Stored items
────────────────────

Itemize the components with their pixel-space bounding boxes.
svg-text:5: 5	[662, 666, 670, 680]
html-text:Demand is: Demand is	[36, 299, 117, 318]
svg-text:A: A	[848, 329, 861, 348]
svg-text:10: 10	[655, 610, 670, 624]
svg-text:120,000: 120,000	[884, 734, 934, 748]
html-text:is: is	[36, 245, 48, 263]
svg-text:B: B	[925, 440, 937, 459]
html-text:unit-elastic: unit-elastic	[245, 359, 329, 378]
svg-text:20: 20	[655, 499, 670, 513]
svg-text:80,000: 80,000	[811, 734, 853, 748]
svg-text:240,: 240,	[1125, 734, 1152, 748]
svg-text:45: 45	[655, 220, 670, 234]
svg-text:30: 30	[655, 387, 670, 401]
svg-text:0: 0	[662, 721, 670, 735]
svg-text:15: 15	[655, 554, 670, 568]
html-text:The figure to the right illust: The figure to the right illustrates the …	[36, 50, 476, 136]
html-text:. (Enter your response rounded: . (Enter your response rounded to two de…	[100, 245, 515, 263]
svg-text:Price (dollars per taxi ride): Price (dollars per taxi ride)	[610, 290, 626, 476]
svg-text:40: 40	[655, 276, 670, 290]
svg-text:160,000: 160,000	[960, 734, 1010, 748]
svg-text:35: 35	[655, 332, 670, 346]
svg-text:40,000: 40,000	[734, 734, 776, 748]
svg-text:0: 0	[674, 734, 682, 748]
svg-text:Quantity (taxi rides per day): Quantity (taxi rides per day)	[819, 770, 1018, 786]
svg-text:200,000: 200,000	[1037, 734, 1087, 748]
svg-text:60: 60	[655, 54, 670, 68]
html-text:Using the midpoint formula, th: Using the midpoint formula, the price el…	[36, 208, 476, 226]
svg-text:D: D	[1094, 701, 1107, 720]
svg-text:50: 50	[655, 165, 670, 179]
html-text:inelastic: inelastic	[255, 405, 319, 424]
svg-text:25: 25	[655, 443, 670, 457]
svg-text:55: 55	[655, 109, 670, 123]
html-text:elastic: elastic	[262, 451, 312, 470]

────────────────────

**Task to carry out**
Repeat the lines above word for word.

**Complete response**
Itemize the components with their pixel-space bounding boxes.
svg-text:5: 5	[662, 666, 670, 680]
html-text:Demand is: Demand is	[36, 299, 117, 318]
svg-text:A: A	[848, 329, 861, 348]
svg-text:10: 10	[655, 610, 670, 624]
svg-text:120,000: 120,000	[884, 734, 934, 748]
html-text:is: is	[36, 245, 48, 263]
svg-text:B: B	[925, 440, 937, 459]
html-text:unit-elastic: unit-elastic	[245, 359, 329, 378]
svg-text:20: 20	[655, 499, 670, 513]
svg-text:80,000: 80,000	[811, 734, 853, 748]
svg-text:240,: 240,	[1125, 734, 1152, 748]
svg-text:45: 45	[655, 220, 670, 234]
svg-text:30: 30	[655, 387, 670, 401]
svg-text:0: 0	[662, 721, 670, 735]
svg-text:15: 15	[655, 554, 670, 568]
html-text:The figure to the right illust: The figure to the right illustrates the …	[36, 50, 476, 136]
html-text:. (Enter your response rounded: . (Enter your response rounded to two de…	[100, 245, 515, 263]
svg-text:Price (dollars per taxi ride): Price (dollars per taxi ride)	[610, 290, 626, 476]
svg-text:40: 40	[655, 276, 670, 290]
svg-text:160,000: 160,000	[960, 734, 1010, 748]
svg-text:35: 35	[655, 332, 670, 346]
svg-text:40,000: 40,000	[734, 734, 776, 748]
svg-text:0: 0	[674, 734, 682, 748]
svg-text:Quantity (taxi rides per day): Quantity (taxi rides per day)	[819, 770, 1018, 786]
svg-text:200,000: 200,000	[1037, 734, 1087, 748]
svg-text:60: 60	[655, 54, 670, 68]
html-text:Using the midpoint formula, th: Using the midpoint formula, the price el…	[36, 208, 476, 226]
svg-text:D: D	[1094, 701, 1107, 720]
svg-text:50: 50	[655, 165, 670, 179]
html-text:inelastic: inelastic	[255, 405, 319, 424]
svg-text:25: 25	[655, 443, 670, 457]
svg-text:55: 55	[655, 109, 670, 123]
html-text:elastic: elastic	[262, 451, 312, 470]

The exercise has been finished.